__WHAT TO WORK ON__: Copy each line containing the word "strokovno" from the records that follow, please.

::: RECORD LIST

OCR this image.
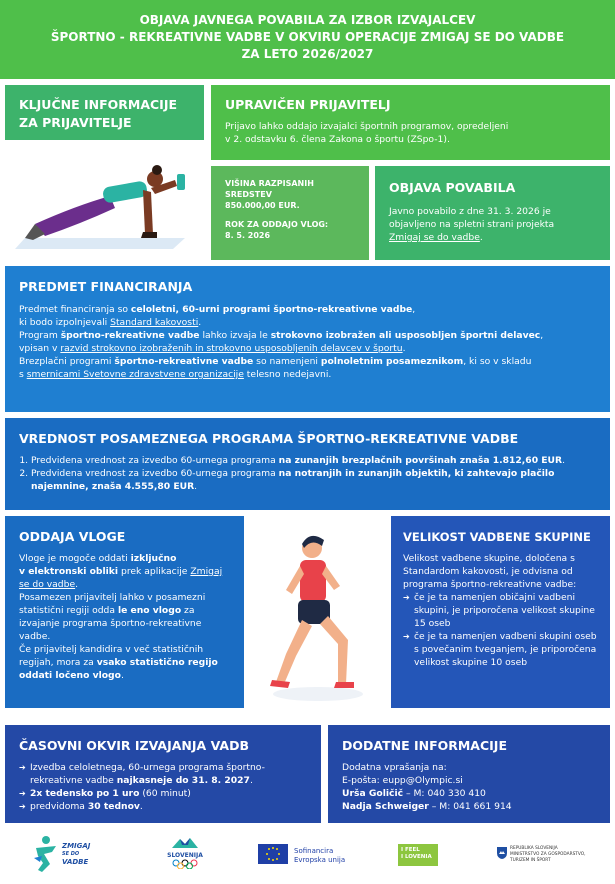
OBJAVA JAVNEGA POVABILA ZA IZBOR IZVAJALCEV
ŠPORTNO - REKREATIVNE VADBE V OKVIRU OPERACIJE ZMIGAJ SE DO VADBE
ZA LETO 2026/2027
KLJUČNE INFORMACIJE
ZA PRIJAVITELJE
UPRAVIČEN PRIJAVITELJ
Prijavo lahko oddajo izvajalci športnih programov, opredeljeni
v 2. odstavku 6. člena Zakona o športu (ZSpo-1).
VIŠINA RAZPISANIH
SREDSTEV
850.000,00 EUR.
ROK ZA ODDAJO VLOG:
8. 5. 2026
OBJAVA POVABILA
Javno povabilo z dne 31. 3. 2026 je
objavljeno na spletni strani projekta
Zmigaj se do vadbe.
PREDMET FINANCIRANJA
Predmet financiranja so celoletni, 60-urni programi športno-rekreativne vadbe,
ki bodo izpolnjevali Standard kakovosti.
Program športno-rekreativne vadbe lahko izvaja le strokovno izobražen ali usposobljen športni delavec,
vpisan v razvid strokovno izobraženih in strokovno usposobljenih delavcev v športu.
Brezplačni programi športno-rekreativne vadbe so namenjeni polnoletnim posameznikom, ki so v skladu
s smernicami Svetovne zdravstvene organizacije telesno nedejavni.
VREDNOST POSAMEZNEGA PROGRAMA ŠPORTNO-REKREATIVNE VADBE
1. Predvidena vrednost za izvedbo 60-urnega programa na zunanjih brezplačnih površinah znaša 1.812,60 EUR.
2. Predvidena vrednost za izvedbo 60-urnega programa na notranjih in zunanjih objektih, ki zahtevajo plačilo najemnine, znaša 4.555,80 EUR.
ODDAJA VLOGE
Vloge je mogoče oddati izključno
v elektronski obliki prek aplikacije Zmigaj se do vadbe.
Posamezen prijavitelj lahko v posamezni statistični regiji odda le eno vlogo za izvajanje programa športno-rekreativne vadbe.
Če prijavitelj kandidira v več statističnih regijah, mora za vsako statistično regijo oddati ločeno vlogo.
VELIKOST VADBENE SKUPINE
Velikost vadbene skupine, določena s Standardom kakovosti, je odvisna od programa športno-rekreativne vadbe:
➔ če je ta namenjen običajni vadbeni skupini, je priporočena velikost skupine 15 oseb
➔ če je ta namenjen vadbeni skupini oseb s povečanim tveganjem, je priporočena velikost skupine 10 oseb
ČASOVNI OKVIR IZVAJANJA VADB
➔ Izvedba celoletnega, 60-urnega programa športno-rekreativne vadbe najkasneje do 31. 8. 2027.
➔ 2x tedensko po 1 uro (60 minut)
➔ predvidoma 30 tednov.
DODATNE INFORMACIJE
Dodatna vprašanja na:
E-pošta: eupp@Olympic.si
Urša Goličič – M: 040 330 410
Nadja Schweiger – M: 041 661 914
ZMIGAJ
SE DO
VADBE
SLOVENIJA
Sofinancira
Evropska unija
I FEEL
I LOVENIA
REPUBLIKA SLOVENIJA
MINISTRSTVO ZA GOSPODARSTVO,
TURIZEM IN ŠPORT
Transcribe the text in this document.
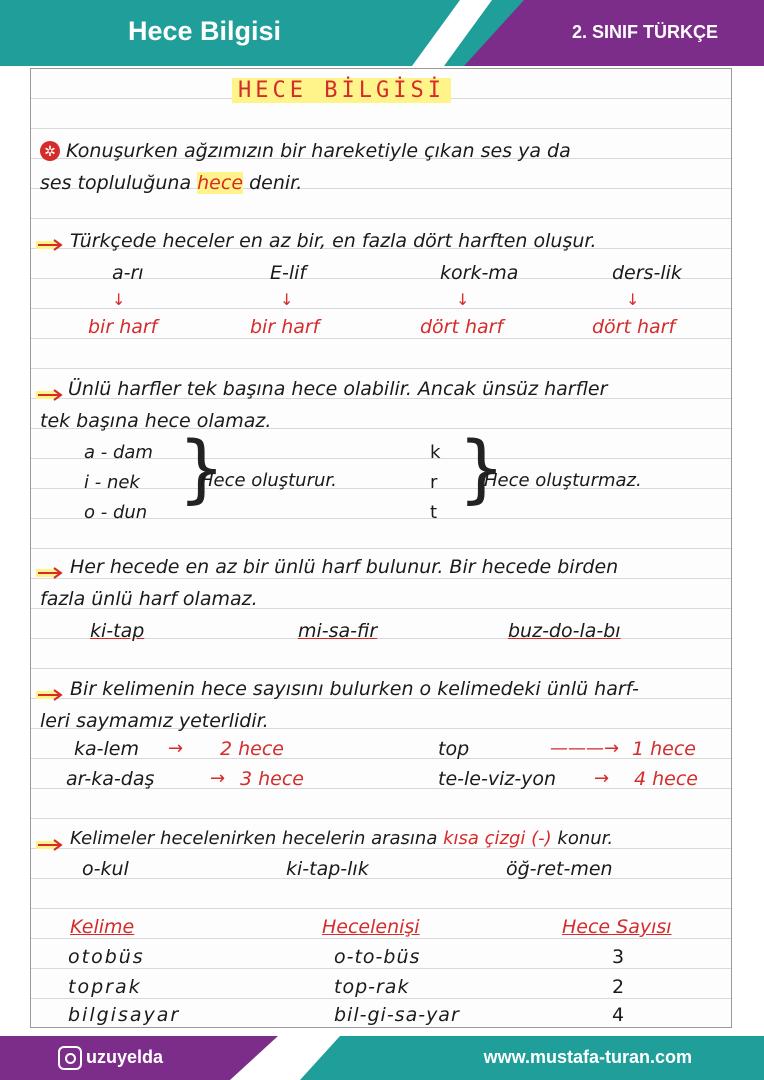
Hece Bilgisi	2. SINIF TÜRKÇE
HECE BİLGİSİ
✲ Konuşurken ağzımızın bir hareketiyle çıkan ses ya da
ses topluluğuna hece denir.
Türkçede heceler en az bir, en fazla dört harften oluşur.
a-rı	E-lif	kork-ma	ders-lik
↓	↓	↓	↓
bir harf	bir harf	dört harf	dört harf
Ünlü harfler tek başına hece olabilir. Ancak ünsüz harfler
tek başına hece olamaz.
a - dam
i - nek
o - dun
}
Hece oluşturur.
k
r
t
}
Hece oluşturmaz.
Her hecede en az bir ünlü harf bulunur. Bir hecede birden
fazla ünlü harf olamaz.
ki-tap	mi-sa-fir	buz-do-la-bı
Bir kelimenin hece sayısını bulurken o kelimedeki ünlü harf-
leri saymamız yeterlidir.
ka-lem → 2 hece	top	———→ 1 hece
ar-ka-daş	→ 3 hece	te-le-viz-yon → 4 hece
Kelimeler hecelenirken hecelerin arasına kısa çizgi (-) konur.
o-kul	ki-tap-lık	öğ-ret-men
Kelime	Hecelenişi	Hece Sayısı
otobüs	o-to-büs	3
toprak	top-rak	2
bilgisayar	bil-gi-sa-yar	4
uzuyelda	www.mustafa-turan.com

::::::
::: RECORD LIST

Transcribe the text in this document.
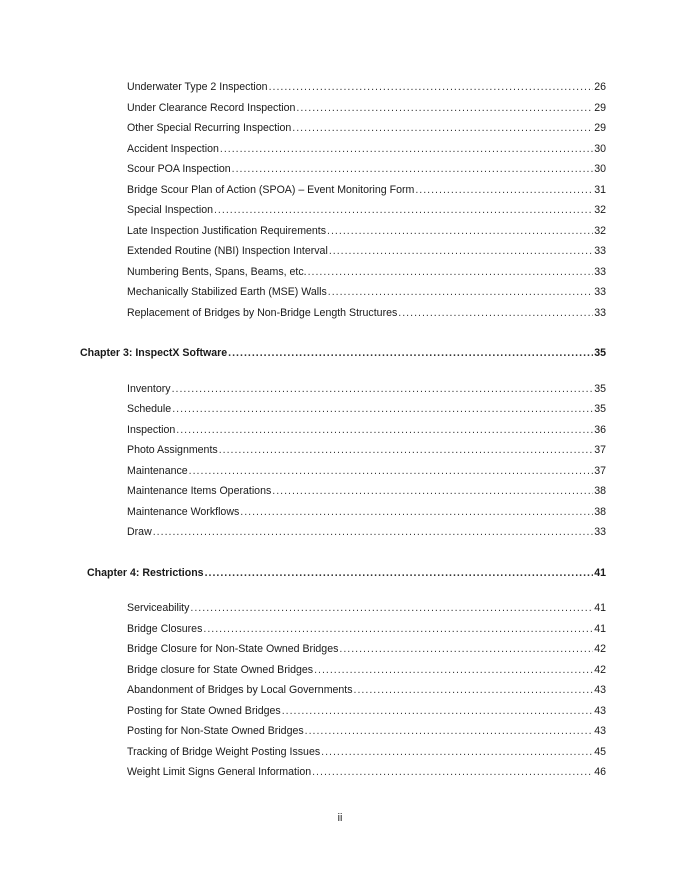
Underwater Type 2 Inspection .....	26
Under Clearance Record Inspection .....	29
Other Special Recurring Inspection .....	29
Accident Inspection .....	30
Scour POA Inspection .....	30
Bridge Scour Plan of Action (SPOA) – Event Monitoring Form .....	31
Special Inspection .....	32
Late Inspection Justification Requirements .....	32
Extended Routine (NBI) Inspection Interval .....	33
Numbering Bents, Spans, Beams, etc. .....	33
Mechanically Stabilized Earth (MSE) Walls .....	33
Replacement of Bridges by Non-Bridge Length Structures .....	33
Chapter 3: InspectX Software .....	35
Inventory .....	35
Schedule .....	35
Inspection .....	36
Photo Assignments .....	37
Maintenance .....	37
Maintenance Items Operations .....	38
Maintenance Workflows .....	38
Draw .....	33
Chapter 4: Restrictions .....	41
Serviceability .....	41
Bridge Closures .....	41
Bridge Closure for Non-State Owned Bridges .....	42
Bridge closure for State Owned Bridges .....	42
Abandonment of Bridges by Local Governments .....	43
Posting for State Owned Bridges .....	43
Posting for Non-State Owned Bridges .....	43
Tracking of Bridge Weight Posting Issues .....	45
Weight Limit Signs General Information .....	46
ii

::::::

__EXERCISE RESPONSE__:
Program športno-rekreativne vadbe lahko izvaja le strokovno izobražen ali usposobljen športni delavec,
vpisan v razvid strokovno izobraženih in strokovno usposobljenih delavcev v športu.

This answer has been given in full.